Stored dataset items

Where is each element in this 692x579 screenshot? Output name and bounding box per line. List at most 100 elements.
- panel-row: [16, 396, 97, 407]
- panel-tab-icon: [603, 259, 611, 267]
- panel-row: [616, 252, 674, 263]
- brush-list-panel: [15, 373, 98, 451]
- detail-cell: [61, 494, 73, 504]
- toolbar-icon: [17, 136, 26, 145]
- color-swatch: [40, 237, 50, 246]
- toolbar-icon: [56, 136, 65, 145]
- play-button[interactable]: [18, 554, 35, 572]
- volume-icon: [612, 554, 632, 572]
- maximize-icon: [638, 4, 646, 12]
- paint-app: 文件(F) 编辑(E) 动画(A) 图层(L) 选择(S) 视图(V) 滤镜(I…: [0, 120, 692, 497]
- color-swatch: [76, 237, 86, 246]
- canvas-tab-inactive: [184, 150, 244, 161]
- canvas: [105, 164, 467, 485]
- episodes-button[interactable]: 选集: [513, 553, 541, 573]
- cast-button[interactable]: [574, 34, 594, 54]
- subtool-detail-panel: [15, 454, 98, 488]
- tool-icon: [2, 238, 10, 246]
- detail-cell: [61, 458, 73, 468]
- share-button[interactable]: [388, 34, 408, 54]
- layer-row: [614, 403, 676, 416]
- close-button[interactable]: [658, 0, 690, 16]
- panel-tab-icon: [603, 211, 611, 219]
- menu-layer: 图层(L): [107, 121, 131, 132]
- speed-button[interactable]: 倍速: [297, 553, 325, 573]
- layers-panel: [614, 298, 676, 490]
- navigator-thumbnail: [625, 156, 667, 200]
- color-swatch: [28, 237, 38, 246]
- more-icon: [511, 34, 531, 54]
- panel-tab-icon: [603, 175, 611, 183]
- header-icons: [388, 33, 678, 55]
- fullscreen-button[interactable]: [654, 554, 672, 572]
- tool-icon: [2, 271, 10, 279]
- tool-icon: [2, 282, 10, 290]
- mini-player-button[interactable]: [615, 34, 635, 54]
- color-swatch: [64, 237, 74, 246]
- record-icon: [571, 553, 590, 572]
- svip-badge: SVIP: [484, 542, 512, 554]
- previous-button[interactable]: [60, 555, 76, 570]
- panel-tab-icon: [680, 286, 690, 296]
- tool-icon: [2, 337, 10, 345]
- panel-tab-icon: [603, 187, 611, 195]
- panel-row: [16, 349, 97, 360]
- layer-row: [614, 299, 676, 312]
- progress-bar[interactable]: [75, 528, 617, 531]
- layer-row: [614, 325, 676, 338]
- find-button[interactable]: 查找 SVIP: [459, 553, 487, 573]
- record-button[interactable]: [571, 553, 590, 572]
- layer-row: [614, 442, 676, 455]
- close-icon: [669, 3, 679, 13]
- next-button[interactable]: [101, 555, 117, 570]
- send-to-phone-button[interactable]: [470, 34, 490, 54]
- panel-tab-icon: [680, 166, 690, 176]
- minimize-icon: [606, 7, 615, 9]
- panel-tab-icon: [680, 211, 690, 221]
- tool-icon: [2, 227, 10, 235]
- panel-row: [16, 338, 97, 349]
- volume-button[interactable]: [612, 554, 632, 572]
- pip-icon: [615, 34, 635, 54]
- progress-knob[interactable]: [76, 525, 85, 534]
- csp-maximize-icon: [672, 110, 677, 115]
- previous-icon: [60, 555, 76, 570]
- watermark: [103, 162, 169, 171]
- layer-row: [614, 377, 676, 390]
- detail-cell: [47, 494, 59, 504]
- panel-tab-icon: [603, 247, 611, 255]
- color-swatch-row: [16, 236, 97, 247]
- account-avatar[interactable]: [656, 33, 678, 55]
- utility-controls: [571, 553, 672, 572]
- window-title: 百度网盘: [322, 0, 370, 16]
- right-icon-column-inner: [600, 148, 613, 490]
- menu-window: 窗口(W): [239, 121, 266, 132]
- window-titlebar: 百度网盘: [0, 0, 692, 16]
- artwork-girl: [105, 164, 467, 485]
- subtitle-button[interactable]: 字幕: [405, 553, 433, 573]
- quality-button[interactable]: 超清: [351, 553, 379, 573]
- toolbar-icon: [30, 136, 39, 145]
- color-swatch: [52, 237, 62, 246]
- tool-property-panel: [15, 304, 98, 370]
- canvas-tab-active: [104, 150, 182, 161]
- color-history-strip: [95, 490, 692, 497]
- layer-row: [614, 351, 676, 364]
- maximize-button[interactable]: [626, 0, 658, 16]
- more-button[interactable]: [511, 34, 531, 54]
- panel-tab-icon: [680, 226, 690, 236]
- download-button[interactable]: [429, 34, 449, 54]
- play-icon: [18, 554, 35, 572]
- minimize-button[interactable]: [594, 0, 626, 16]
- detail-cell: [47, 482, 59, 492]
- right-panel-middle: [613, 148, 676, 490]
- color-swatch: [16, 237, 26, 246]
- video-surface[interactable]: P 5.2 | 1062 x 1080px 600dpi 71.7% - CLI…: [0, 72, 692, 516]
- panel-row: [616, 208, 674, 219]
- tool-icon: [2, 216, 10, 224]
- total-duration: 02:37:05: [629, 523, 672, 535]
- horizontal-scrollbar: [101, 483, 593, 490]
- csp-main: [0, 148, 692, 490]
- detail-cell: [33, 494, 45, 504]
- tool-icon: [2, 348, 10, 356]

● EXERCISE DESCRIPTION
Arrange the listing lines as a JSON list of strings, one string per line and blank lines omitted, starting at the first line of the listing and ending at the line that contains "- color-swatch: [40, 237, 50, 246]".

● RESPONSE FOR THIS EXERCISE
[
  "Where is each element in this 692x579 screenshot? Output name and bounding box per line. List at most 100 elements.",
  "- panel-row: [16, 396, 97, 407]",
  "- panel-tab-icon: [603, 259, 611, 267]",
  "- panel-row: [616, 252, 674, 263]",
  "- brush-list-panel: [15, 373, 98, 451]",
  "- detail-cell: [61, 494, 73, 504]",
  "- toolbar-icon: [17, 136, 26, 145]",
  "- color-swatch: [40, 237, 50, 246]"
]